Directions - Go through the lines below. Copy those with "text".

/---

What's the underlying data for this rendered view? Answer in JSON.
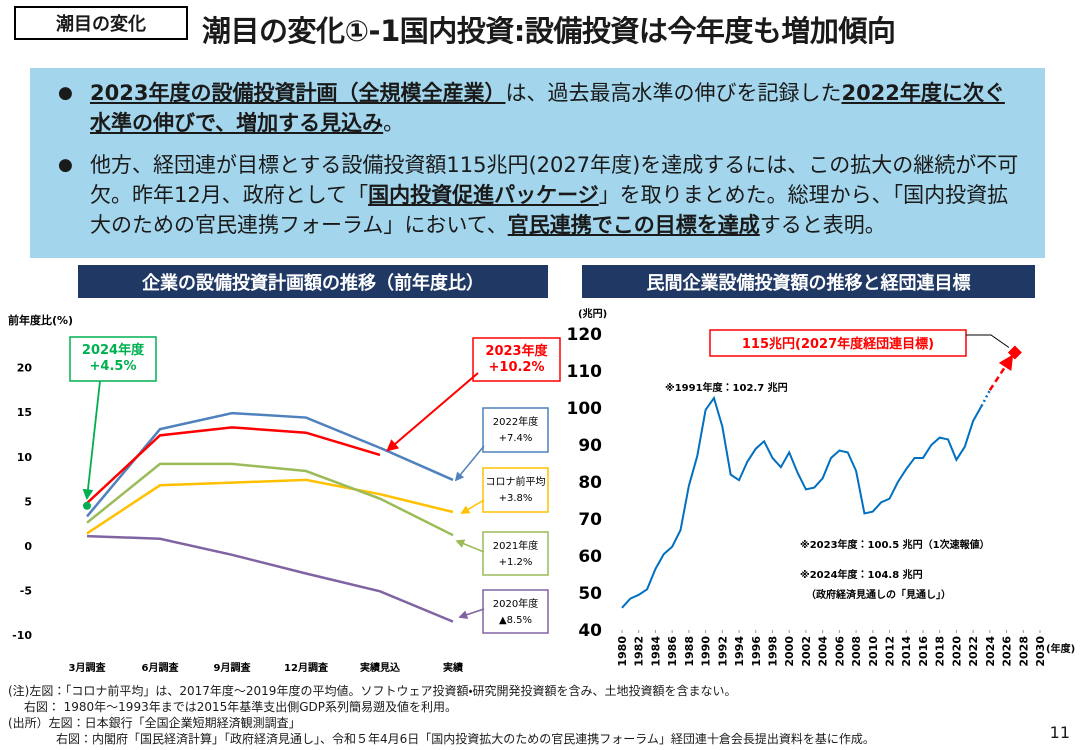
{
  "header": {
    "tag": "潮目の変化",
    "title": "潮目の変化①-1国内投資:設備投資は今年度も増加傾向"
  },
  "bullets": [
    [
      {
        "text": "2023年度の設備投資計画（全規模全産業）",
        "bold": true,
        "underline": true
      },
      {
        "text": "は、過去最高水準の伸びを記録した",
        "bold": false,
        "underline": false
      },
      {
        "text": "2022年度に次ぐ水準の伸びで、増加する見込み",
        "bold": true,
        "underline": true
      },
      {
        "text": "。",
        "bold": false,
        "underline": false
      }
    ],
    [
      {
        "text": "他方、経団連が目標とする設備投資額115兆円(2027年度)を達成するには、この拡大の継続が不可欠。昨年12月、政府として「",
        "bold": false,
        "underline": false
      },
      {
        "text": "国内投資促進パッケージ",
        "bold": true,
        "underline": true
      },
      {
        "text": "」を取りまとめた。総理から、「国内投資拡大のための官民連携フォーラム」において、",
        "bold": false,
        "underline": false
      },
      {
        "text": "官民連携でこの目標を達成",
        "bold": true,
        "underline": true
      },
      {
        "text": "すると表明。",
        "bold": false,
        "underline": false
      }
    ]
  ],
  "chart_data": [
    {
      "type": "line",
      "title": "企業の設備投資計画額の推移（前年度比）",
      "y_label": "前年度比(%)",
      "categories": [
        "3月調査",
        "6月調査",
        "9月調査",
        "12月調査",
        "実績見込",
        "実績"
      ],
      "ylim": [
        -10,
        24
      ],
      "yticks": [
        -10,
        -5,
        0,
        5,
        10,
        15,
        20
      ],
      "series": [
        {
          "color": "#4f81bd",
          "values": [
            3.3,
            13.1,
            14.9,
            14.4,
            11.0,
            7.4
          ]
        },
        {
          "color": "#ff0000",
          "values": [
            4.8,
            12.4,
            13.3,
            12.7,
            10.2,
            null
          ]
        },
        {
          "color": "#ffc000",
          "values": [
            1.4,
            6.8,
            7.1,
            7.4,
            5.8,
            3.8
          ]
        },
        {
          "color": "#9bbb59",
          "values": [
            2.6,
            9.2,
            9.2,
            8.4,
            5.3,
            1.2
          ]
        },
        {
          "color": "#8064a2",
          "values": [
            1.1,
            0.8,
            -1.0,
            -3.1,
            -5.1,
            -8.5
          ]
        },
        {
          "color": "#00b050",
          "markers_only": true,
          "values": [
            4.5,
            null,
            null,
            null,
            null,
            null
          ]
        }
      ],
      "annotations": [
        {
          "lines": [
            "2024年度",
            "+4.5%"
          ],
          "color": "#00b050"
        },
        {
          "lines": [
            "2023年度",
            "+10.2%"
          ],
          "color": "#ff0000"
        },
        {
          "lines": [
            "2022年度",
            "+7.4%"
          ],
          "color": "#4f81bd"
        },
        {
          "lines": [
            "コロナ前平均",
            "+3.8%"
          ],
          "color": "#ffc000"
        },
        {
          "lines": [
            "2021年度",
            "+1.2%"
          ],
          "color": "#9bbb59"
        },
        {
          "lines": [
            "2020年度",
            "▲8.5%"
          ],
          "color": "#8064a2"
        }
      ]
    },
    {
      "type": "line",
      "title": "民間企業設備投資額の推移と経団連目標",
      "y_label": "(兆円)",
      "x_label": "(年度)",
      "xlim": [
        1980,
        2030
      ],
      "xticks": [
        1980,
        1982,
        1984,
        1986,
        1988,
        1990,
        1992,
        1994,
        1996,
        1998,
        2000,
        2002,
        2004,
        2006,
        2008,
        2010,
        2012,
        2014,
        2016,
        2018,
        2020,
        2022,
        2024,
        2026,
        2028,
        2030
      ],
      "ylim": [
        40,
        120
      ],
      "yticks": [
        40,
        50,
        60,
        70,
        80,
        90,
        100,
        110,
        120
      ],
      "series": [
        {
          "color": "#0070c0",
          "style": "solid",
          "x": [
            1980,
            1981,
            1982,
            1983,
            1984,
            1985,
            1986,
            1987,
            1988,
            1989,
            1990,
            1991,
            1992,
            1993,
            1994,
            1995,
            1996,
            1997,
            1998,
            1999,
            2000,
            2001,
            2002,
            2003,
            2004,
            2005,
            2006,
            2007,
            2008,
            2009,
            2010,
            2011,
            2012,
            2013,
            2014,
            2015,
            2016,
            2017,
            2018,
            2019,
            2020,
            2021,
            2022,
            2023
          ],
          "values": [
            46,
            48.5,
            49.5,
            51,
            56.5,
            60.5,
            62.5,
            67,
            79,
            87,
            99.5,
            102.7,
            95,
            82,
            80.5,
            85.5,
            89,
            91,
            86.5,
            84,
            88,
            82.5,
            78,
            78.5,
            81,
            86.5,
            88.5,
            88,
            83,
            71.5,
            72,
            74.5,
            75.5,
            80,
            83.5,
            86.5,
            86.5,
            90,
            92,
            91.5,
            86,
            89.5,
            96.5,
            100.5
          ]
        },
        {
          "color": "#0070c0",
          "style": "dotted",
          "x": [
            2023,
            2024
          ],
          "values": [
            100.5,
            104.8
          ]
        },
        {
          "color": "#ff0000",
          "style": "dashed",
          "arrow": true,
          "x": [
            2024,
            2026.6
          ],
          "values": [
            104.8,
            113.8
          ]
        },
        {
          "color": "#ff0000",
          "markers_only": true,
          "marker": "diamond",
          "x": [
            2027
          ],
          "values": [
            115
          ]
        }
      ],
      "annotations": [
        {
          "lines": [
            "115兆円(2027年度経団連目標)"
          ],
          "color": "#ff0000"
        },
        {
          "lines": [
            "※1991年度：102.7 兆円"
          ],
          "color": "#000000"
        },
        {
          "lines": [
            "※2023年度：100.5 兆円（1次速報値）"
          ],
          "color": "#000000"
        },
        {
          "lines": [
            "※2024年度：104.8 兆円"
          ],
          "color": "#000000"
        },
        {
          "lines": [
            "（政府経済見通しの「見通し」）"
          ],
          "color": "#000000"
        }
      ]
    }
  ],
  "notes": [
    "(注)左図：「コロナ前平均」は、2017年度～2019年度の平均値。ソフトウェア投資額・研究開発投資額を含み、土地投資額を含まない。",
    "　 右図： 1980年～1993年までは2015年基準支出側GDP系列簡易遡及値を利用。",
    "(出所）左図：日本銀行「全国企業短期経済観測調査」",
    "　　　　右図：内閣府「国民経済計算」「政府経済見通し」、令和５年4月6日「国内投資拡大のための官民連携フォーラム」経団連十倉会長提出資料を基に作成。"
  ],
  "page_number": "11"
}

\---

Problem solution -
        "text": "2023年度の設備投資計画（全規模全産業）",
        "text": "は、過去最高水準の伸びを記録した",
        "text": "2022年度に次ぐ水準の伸びで、増加する見込み",
        "text": "。",
        "text": "他方、経団連が目標とする設備投資額115兆円(2027年度)を達成するには、この拡大の継続が不可欠。昨年12月、政府として「",
        "text": "国内投資促進パッケージ",
        "text": "」を取りまとめた。総理から、「国内投資拡大のための官民連携フォーラム」において、",
        "text": "官民連携でこの目標を達成",
        "text": "すると表明。",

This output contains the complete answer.